§ Challenge
Extract every entry word for word.

===== Data lines

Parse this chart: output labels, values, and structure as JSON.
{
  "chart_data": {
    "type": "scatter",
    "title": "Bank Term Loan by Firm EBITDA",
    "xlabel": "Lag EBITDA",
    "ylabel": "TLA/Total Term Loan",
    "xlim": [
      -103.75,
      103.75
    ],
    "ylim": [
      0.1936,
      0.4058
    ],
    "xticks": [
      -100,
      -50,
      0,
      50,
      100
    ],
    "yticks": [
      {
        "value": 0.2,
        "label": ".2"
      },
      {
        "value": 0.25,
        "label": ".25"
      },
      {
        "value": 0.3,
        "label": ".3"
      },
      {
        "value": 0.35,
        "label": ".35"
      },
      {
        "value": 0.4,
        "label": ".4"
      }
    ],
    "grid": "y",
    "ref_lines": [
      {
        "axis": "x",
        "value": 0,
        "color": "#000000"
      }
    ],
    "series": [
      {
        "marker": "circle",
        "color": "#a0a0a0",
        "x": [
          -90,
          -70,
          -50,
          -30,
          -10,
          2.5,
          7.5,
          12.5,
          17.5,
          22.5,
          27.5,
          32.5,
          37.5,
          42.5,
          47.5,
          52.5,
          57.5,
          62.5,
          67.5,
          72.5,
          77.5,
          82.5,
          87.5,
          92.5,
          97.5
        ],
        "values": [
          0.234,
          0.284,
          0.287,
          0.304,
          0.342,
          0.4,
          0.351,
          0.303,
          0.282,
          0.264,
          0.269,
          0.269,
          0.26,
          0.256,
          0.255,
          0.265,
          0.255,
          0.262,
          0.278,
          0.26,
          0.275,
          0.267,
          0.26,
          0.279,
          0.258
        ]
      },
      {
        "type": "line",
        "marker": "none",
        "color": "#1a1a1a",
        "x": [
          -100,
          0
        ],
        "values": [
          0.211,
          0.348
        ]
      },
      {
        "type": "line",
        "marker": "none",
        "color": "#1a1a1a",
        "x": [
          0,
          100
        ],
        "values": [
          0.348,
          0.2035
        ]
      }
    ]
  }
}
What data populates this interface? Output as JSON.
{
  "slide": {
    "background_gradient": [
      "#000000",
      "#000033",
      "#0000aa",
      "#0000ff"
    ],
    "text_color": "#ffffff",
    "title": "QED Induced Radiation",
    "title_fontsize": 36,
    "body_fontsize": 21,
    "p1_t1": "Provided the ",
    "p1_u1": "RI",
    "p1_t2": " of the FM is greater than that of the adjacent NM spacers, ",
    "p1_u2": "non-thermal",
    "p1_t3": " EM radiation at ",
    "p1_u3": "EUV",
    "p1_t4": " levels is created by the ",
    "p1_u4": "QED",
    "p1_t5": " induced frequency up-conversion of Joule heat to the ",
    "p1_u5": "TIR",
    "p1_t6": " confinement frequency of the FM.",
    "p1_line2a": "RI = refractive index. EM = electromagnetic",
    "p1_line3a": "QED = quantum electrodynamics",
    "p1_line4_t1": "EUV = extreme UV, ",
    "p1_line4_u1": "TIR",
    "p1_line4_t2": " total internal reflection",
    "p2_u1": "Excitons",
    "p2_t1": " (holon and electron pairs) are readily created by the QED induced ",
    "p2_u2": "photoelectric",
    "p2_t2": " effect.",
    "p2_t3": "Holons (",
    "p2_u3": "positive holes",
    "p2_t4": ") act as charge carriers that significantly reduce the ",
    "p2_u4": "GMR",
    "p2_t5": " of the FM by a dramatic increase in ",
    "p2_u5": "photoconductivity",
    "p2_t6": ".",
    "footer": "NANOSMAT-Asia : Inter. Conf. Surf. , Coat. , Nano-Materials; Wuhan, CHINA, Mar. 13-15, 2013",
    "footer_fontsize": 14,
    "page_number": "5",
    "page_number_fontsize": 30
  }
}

==========

§ Written solution
Parse this chart: output labels, values, and structure as JSON.
{
  "chart_data": {
    "type": "scatter",
    "title": "Bank Term Loan by Firm EBITDA",
    "xlabel": "Lag EBITDA",
    "ylabel": "TLA/Total Term Loan",
    "xlim": [
      -103.75,
      103.75
    ],
    "ylim": [
      0.1936,
      0.4058
    ],
    "xticks": [
      -100,
      -50,
      0,
      50,
      100
    ],
    "yticks": [
      {
        "value": 0.2,
        "label": ".2"
      },
      {
        "value": 0.25,
        "label": ".25"
      },
      {
        "value": 0.3,
        "label": ".3"
      },
      {
        "value": 0.35,
        "label": ".35"
      },
      {
        "value": 0.4,
        "label": ".4"
      }
    ],
    "grid": "y",
    "ref_lines": [
      {
        "axis": "x",
        "value": 0,
        "color": "#000000"
      }
    ],
    "series": [
      {
        "marker": "circle",
        "color": "#a0a0a0",
        "x": [
          -90,
          -70,
          -50,
          -30,
          -10,
          2.5,
          7.5,
          12.5,
          17.5,
          22.5,
          27.5,
          32.5,
          37.5,
          42.5,
          47.5,
          52.5,
          57.5,
          62.5,
          67.5,
          72.5,
          77.5,
          82.5,
          87.5,
          92.5,
          97.5
        ],
        "values": [
          0.234,
          0.284,
          0.287,
          0.304,
          0.342,
          0.4,
          0.351,
          0.303,
          0.282,
          0.264,
          0.269,
          0.269,
          0.26,
          0.256,
          0.255,
          0.265,
          0.255,
          0.262,
          0.278,
          0.26,
          0.275,
          0.267,
          0.26,
          0.279,
          0.258
        ]
      },
      {
        "type": "line",
        "marker": "none",
        "color": "#1a1a1a",
        "x": [
          -100,
          0
        ],
        "values": [
          0.211,
          0.348
        ]
      },
      {
        "type": "line",
        "marker": "none",
        "color": "#1a1a1a",
        "x": [
          0,
          100
        ],
        "values": [
          0.348,
          0.2035
        ]
      }
    ]
  }
}
What data populates this interface? Output as JSON.
{
  "slide": {
    "background_gradient": [
      "#000000",
      "#000033",
      "#0000aa",
      "#0000ff"
    ],
    "text_color": "#ffffff",
    "title": "QED Induced Radiation",
    "title_fontsize": 36,
    "body_fontsize": 21,
    "p1_t1": "Provided the ",
    "p1_u1": "RI",
    "p1_t2": " of the FM is greater than that of the adjacent NM spacers, ",
    "p1_u2": "non-thermal",
    "p1_t3": " EM radiation at ",
    "p1_u3": "EUV",
    "p1_t4": " levels is created by the ",
    "p1_u4": "QED",
    "p1_t5": " induced frequency up-conversion of Joule heat to the ",
    "p1_u5": "TIR",
    "p1_t6": " confinement frequency of the FM.",
    "p1_line2a": "RI = refractive index. EM = electromagnetic",
    "p1_line3a": "QED = quantum electrodynamics",
    "p1_line4_t1": "EUV = extreme UV, ",
    "p1_line4_u1": "TIR",
    "p1_line4_t2": " total internal reflection",
    "p2_u1": "Excitons",
    "p2_t1": " (holon and electron pairs) are readily created by the QED induced ",
    "p2_u2": "photoelectric",
    "p2_t2": " effect.",
    "p2_t3": "Holons (",
    "p2_u3": "positive holes",
    "p2_t4": ") act as charge carriers that significantly reduce the ",
    "p2_u4": "GMR",
    "p2_t5": " of the FM by a dramatic increase in ",
    "p2_u5": "photoconductivity",
    "p2_t6": ".",
    "footer": "NANOSMAT-Asia : Inter. Conf. Surf. , Coat. , Nano-Materials; Wuhan, CHINA, Mar. 13-15, 2013",
    "footer_fontsize": 14,
    "page_number": "5",
    "page_number_fontsize": 30
  }
}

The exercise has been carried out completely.